**Your instructions:**
Extract each line of the material that follows exactly and omit its pictures.

Data records
★ ★ ★ ★ ★ ★ ★
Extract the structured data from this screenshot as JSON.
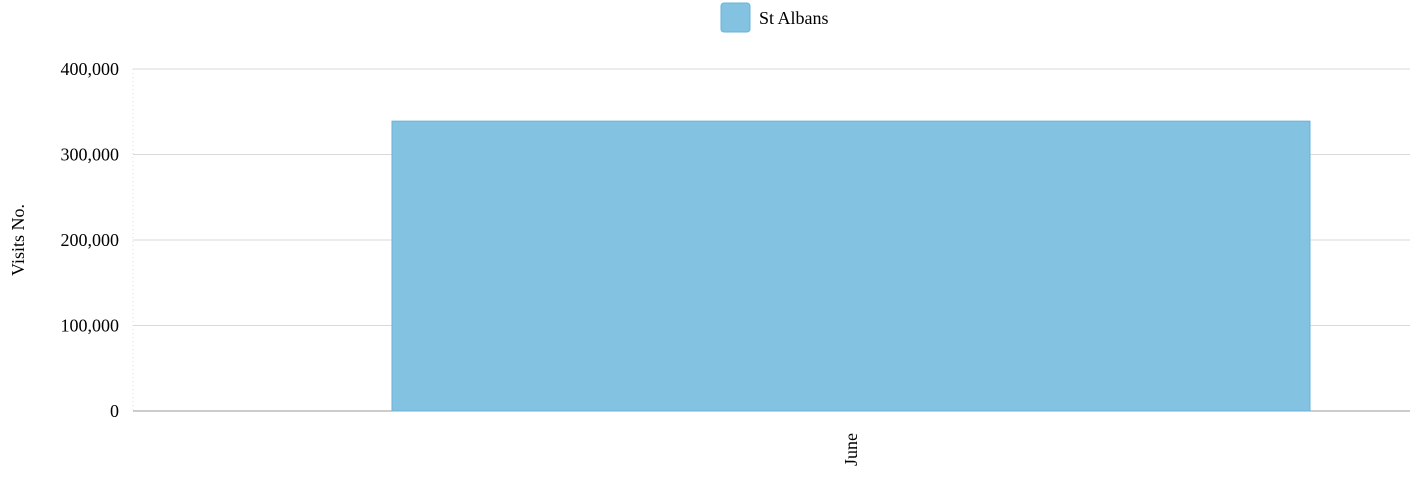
{
  "chart_data": {
    "type": "bar",
    "categories": [
      "June"
    ],
    "series": [
      {
        "name": "St Albans",
        "values": [
          339000
        ],
        "color": "#84c2e2",
        "border_color": "#6ab3d8"
      }
    ],
    "title": "",
    "xlabel": "",
    "ylabel": "Visits No.",
    "ylim": [
      0,
      400000
    ],
    "yticks": [
      0,
      100000,
      200000,
      300000,
      400000
    ],
    "ytick_labels": [
      "0",
      "100,000",
      "200,000",
      "300,000",
      "400,000"
    ],
    "xtick_labels": [
      "June"
    ],
    "legend_position": "top-center",
    "grid": true
  }
}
★ ★ ★ ★ ★ ★ ★
**Complete answer:**
Extract the structured data from this screenshot as JSON.
{
  "chart_data": {
    "type": "bar",
    "categories": [
      "June"
    ],
    "series": [
      {
        "name": "St Albans",
        "values": [
          339000
        ],
        "color": "#84c2e2",
        "border_color": "#6ab3d8"
      }
    ],
    "title": "",
    "xlabel": "",
    "ylabel": "Visits No.",
    "ylim": [
      0,
      400000
    ],
    "yticks": [
      0,
      100000,
      200000,
      300000,
      400000
    ],
    "ytick_labels": [
      "0",
      "100,000",
      "200,000",
      "300,000",
      "400,000"
    ],
    "xtick_labels": [
      "June"
    ],
    "legend_position": "top-center",
    "grid": true
  }
}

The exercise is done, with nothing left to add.